• _Exercise details_: Retype the complete listing exactly as it appears.

Start of Information given

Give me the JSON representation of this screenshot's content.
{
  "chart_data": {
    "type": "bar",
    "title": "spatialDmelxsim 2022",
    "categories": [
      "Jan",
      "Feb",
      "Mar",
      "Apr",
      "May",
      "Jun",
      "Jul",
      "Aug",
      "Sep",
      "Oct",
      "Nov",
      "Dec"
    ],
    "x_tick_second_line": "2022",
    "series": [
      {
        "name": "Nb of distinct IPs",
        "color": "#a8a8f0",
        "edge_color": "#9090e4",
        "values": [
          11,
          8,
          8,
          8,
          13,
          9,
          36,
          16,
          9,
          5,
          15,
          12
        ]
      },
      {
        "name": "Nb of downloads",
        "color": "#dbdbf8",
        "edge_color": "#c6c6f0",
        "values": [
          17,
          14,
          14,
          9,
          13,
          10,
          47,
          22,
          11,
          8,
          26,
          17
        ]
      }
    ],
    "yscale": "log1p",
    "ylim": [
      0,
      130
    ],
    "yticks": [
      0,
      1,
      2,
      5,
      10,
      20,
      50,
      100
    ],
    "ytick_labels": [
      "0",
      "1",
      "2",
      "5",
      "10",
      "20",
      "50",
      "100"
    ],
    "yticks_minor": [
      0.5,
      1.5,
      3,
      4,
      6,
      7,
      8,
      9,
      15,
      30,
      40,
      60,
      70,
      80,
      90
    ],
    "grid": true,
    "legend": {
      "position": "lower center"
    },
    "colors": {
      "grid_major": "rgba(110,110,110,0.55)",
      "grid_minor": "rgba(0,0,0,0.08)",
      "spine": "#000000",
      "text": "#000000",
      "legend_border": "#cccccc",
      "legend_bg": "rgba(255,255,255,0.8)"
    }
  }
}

End of Information given

• _Exercise result_:
Give me the JSON representation of this screenshot's content.
{
  "chart_data": {
    "type": "bar",
    "title": "spatialDmelxsim 2022",
    "categories": [
      "Jan",
      "Feb",
      "Mar",
      "Apr",
      "May",
      "Jun",
      "Jul",
      "Aug",
      "Sep",
      "Oct",
      "Nov",
      "Dec"
    ],
    "x_tick_second_line": "2022",
    "series": [
      {
        "name": "Nb of distinct IPs",
        "color": "#a8a8f0",
        "edge_color": "#9090e4",
        "values": [
          11,
          8,
          8,
          8,
          13,
          9,
          36,
          16,
          9,
          5,
          15,
          12
        ]
      },
      {
        "name": "Nb of downloads",
        "color": "#dbdbf8",
        "edge_color": "#c6c6f0",
        "values": [
          17,
          14,
          14,
          9,
          13,
          10,
          47,
          22,
          11,
          8,
          26,
          17
        ]
      }
    ],
    "yscale": "log1p",
    "ylim": [
      0,
      130
    ],
    "yticks": [
      0,
      1,
      2,
      5,
      10,
      20,
      50,
      100
    ],
    "ytick_labels": [
      "0",
      "1",
      "2",
      "5",
      "10",
      "20",
      "50",
      "100"
    ],
    "yticks_minor": [
      0.5,
      1.5,
      3,
      4,
      6,
      7,
      8,
      9,
      15,
      30,
      40,
      60,
      70,
      80,
      90
    ],
    "grid": true,
    "legend": {
      "position": "lower center"
    },
    "colors": {
      "grid_major": "rgba(110,110,110,0.55)",
      "grid_minor": "rgba(0,0,0,0.08)",
      "spine": "#000000",
      "text": "#000000",
      "legend_border": "#cccccc",
      "legend_bg": "rgba(255,255,255,0.8)"
    }
  }
}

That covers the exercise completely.